Como resistir à tentação de encaixar, aqui, à guisa de parêntese, um registro histórico puxado das ladeiras da memória? Décadas atrás, o Brasil não somente não explorava petróleo, na terra ou no mar, como também não “possuía” petróleo, nem na terra, nem no mar. Pelo menos era o que, confiados na suprema ingenuidade das ruas, ousavam alardear por aí, em tom irretorquível, certos dirigentes políticos de proa. Um pessoal que se aprestava, docilmente, a render vassalagem a poderosos grupos estrangeiros. Encastelado em postos relevantes, fazia uso, costumeiramente, dos aparelhos de repressão policial para conter e desestimular vozes contestatórias. Técnicos estrangeiros de currículo reluzente, vinculados a manjadíssimos cartéis, punham-se de plantão para fornecer, a esses cidadãos “acima de qualquer suspeita”, solícita assessoria. Aviavam “pareceres” para uma opinião pública desinformada, atestando a certeza “científica” da inexistência, por aqui, do mais leve indício, de uma nesgazinha promissora que fosse, do chamado “ouro negro”. O nunca assaz reverenciado Monteiro Lobato apelidava esse “ouro negro” de “sangue da terra”, “alma da indústria”. “Tê-lo – assegurava o notável escritor – é ter o sésamo abridor de todas as portas. Não tê-lo é ser escravo.” Por emitir conceitos que tais, contrariando doutos figurões, o autor de “Urupês” foi convidado, um sem número de vezes, a ver o sol nascer quadrado, como era de costume dizer-se em tempos de antanho. Homem prevenido, deixava arrumada, toda noite, uma trouxa com pertences, incluindo pijama, chinelo, escova de dentes e demais utensílios de higiene pessoal. Punha-se no desagradável aguardo de convocação para desfrutar, por algum tempo, da hospitalidade do cárcere.

→ Instrução de trabalho A
No trecho sobre o petróleo no Brasil, de que nomes Monteiro Lobato chamava o "ouro negro"?
→ Instrução de trabalho B
Resuma em duas frases o trecho sobre o petróleo no Brasil.
→ Instrução de trabalho C
Dê a continuação do trecho sobre o petróleo no Brasil, começando logo após a sua última frase.

→ Dados em estudo
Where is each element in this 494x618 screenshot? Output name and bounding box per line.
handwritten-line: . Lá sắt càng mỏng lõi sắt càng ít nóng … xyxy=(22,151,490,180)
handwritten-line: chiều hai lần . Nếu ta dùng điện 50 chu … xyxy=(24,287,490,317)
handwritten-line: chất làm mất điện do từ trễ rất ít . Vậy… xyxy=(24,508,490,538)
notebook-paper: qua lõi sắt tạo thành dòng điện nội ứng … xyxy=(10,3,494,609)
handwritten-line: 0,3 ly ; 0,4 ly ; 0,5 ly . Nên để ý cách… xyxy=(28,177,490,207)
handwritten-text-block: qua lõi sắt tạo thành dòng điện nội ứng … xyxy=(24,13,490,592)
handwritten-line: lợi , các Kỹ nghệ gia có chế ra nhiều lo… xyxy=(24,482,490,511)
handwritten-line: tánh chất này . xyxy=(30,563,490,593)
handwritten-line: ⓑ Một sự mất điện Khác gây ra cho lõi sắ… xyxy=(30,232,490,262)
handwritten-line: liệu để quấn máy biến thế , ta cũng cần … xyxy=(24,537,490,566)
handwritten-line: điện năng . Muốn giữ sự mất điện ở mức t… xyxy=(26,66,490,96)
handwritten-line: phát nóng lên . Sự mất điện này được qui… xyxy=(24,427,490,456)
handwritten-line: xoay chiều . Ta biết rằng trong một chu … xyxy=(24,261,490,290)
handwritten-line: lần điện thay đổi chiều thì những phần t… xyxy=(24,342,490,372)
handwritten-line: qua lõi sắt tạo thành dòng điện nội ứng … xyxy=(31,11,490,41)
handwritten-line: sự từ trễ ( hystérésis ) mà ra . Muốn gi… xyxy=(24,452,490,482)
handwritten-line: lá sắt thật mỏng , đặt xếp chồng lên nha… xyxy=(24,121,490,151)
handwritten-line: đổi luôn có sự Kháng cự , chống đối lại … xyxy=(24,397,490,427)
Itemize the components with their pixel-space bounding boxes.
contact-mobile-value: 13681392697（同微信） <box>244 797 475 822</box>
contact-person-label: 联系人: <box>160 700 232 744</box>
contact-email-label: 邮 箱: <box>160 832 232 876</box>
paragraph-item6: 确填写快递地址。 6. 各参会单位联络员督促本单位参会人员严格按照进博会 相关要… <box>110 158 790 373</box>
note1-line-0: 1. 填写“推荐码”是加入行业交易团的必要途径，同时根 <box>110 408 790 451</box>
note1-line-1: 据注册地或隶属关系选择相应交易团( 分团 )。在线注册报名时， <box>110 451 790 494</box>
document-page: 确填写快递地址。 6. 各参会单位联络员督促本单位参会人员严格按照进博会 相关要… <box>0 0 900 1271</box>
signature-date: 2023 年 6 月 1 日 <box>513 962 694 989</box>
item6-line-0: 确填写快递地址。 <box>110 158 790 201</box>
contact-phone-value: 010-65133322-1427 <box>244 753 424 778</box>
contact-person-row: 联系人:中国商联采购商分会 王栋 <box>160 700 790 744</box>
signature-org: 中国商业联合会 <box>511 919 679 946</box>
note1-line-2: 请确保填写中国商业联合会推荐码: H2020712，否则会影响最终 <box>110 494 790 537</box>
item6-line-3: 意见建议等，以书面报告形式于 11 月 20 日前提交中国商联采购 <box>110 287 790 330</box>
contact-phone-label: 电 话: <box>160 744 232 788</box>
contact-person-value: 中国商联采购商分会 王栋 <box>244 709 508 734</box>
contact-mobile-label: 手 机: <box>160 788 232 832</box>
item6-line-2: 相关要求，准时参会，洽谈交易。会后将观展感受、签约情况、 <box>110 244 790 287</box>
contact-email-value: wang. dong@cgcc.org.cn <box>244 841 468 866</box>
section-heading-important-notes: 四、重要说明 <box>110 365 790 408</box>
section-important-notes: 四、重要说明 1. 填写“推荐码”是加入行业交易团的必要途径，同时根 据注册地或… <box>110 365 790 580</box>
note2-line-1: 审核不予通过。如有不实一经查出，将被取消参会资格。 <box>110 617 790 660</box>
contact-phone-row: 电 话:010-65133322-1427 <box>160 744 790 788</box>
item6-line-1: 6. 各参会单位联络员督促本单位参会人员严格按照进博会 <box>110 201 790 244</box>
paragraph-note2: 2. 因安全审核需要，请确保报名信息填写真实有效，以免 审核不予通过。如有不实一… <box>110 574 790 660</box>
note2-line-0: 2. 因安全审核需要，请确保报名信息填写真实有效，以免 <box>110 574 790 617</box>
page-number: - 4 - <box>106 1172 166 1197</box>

→ Resultado do exercício A
De "sangue da terra" e "alma da indústria".

→ Resultado do exercício B
Décadas atrás, dirigentes políticos dispostos a servir a poderosos grupos estrangeiros afirmavam que o Brasil não possuía petróleo, apoiados em pareceres de técnicos estrangeiros ligados a cartéis, e usavam a repressão policial para conter vozes contestatórias. Monteiro Lobato, que via no petróleo a chave de todas as portas, foi preso inúmeras vezes por contrariar essas figuras e deixava toda noite uma trouxa com seus pertences arrumada, à espera de ser levado ao cárcere.

→ Resultado do exercício C
Parêntese desfeito, retornemos às Amazônias verde e azul. Ambas nossas, brasileiras. Que nem o samba, o carnaval, o futebol, as estátuas de Mestre Aleijadinho. Pertencem-nos e a mais ninguém. Lá fora, há quem, paranoicamente, não pense assim. Livros escolares mostram a Amazônia verde como protetorado internacional. O Capitão Marvel é chamado a empregar seus formidáveis poderes, nos sugestivos traços dos quadrinhos, mode que combater “pilantras brasileiros” que só querem saber da Amazônia pra devastar floresta e traficar droga... Tribunas e jornais trombeteiam pronunciamentos bombásticos reveladores da frenética cobiça assestada sobre a região.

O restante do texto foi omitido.